(Extracts from a graphics dataset)
+ + +
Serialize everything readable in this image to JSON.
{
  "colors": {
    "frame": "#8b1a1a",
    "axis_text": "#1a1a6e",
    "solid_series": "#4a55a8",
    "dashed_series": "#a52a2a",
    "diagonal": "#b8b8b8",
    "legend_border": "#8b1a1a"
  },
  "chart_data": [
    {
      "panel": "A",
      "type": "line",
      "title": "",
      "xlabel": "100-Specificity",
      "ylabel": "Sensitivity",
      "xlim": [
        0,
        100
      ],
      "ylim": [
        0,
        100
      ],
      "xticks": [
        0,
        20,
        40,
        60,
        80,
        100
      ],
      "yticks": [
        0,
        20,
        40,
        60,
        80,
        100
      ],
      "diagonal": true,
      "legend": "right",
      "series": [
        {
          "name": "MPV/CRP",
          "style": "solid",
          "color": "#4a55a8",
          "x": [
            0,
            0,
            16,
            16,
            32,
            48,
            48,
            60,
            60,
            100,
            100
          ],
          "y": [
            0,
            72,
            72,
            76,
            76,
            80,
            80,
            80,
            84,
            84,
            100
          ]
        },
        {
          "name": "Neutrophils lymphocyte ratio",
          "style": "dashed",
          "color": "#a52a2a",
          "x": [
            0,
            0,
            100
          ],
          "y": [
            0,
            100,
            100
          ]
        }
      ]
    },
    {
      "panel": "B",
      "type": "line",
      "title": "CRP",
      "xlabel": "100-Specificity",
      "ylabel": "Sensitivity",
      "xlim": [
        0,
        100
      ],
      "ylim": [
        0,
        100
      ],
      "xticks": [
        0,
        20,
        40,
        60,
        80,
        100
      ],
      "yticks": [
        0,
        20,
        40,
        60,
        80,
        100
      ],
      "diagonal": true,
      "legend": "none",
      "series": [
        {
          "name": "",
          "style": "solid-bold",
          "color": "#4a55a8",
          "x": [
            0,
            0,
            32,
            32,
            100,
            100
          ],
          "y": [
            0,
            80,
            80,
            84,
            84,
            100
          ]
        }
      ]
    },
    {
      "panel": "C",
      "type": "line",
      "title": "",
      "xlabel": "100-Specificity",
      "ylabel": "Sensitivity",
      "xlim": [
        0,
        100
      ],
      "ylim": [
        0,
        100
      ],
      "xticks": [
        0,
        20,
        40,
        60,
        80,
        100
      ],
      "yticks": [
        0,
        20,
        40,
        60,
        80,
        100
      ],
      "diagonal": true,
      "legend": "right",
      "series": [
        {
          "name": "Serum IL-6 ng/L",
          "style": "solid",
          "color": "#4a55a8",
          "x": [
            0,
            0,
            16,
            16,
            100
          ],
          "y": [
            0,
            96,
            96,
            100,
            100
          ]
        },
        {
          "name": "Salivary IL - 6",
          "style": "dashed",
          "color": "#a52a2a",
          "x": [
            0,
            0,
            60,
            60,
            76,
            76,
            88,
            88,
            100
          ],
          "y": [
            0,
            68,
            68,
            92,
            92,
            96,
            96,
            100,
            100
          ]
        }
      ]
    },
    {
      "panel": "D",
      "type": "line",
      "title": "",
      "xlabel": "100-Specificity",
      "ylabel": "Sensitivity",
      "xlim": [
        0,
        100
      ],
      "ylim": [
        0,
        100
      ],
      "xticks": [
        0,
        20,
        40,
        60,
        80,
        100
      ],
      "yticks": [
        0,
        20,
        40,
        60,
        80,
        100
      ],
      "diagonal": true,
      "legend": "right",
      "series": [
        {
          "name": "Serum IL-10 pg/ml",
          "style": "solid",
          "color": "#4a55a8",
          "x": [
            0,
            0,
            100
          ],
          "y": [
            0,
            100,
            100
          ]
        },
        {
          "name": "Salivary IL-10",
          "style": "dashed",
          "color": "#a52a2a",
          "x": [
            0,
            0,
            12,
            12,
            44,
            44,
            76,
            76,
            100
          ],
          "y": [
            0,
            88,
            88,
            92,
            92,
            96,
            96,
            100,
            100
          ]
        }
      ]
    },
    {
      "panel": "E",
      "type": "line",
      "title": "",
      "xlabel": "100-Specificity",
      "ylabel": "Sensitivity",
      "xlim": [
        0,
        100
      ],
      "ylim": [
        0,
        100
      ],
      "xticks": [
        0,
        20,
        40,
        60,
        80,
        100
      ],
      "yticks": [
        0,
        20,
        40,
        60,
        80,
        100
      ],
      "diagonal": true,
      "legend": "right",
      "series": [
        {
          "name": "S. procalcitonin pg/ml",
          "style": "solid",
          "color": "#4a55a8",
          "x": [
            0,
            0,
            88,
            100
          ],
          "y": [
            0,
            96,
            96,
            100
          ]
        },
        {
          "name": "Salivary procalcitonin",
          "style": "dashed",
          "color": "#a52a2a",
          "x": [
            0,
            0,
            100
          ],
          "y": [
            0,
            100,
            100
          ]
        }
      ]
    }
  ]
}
+ + +
> **PROBLEM DESCRIPTION**
Restate each entry exactly, skipping none.

> **THE COMPLETED TASK**
Serialize everything readable in this image to JSON.
{
  "colors": {
    "frame": "#8b1a1a",
    "axis_text": "#1a1a6e",
    "solid_series": "#4a55a8",
    "dashed_series": "#a52a2a",
    "diagonal": "#b8b8b8",
    "legend_border": "#8b1a1a"
  },
  "chart_data": [
    {
      "panel": "A",
      "type": "line",
      "title": "",
      "xlabel": "100-Specificity",
      "ylabel": "Sensitivity",
      "xlim": [
        0,
        100
      ],
      "ylim": [
        0,
        100
      ],
      "xticks": [
        0,
        20,
        40,
        60,
        80,
        100
      ],
      "yticks": [
        0,
        20,
        40,
        60,
        80,
        100
      ],
      "diagonal": true,
      "legend": "right",
      "series": [
        {
          "name": "MPV/CRP",
          "style": "solid",
          "color": "#4a55a8",
          "x": [
            0,
            0,
            16,
            16,
            32,
            48,
            48,
            60,
            60,
            100,
            100
          ],
          "y": [
            0,
            72,
            72,
            76,
            76,
            80,
            80,
            80,
            84,
            84,
            100
          ]
        },
        {
          "name": "Neutrophils lymphocyte ratio",
          "style": "dashed",
          "color": "#a52a2a",
          "x": [
            0,
            0,
            100
          ],
          "y": [
            0,
            100,
            100
          ]
        }
      ]
    },
    {
      "panel": "B",
      "type": "line",
      "title": "CRP",
      "xlabel": "100-Specificity",
      "ylabel": "Sensitivity",
      "xlim": [
        0,
        100
      ],
      "ylim": [
        0,
        100
      ],
      "xticks": [
        0,
        20,
        40,
        60,
        80,
        100
      ],
      "yticks": [
        0,
        20,
        40,
        60,
        80,
        100
      ],
      "diagonal": true,
      "legend": "none",
      "series": [
        {
          "name": "",
          "style": "solid-bold",
          "color": "#4a55a8",
          "x": [
            0,
            0,
            32,
            32,
            100,
            100
          ],
          "y": [
            0,
            80,
            80,
            84,
            84,
            100
          ]
        }
      ]
    },
    {
      "panel": "C",
      "type": "line",
      "title": "",
      "xlabel": "100-Specificity",
      "ylabel": "Sensitivity",
      "xlim": [
        0,
        100
      ],
      "ylim": [
        0,
        100
      ],
      "xticks": [
        0,
        20,
        40,
        60,
        80,
        100
      ],
      "yticks": [
        0,
        20,
        40,
        60,
        80,
        100
      ],
      "diagonal": true,
      "legend": "right",
      "series": [
        {
          "name": "Serum IL-6 ng/L",
          "style": "solid",
          "color": "#4a55a8",
          "x": [
            0,
            0,
            16,
            16,
            100
          ],
          "y": [
            0,
            96,
            96,
            100,
            100
          ]
        },
        {
          "name": "Salivary IL - 6",
          "style": "dashed",
          "color": "#a52a2a",
          "x": [
            0,
            0,
            60,
            60,
            76,
            76,
            88,
            88,
            100
          ],
          "y": [
            0,
            68,
            68,
            92,
            92,
            96,
            96,
            100,
            100
          ]
        }
      ]
    },
    {
      "panel": "D",
      "type": "line",
      "title": "",
      "xlabel": "100-Specificity",
      "ylabel": "Sensitivity",
      "xlim": [
        0,
        100
      ],
      "ylim": [
        0,
        100
      ],
      "xticks": [
        0,
        20,
        40,
        60,
        80,
        100
      ],
      "yticks": [
        0,
        20,
        40,
        60,
        80,
        100
      ],
      "diagonal": true,
      "legend": "right",
      "series": [
        {
          "name": "Serum IL-10 pg/ml",
          "style": "solid",
          "color": "#4a55a8",
          "x": [
            0,
            0,
            100
          ],
          "y": [
            0,
            100,
            100
          ]
        },
        {
          "name": "Salivary IL-10",
          "style": "dashed",
          "color": "#a52a2a",
          "x": [
            0,
            0,
            12,
            12,
            44,
            44,
            76,
            76,
            100
          ],
          "y": [
            0,
            88,
            88,
            92,
            92,
            96,
            96,
            100,
            100
          ]
        }
      ]
    },
    {
      "panel": "E",
      "type": "line",
      "title": "",
      "xlabel": "100-Specificity",
      "ylabel": "Sensitivity",
      "xlim": [
        0,
        100
      ],
      "ylim": [
        0,
        100
      ],
      "xticks": [
        0,
        20,
        40,
        60,
        80,
        100
      ],
      "yticks": [
        0,
        20,
        40,
        60,
        80,
        100
      ],
      "diagonal": true,
      "legend": "right",
      "series": [
        {
          "name": "S. procalcitonin pg/ml",
          "style": "solid",
          "color": "#4a55a8",
          "x": [
            0,
            0,
            88,
            100
          ],
          "y": [
            0,
            96,
            96,
            100
          ]
        },
        {
          "name": "Salivary procalcitonin",
          "style": "dashed",
          "color": "#a52a2a",
          "x": [
            0,
            0,
            100
          ],
          "y": [
            0,
            100,
            100
          ]
        }
      ]
    }
  ]
}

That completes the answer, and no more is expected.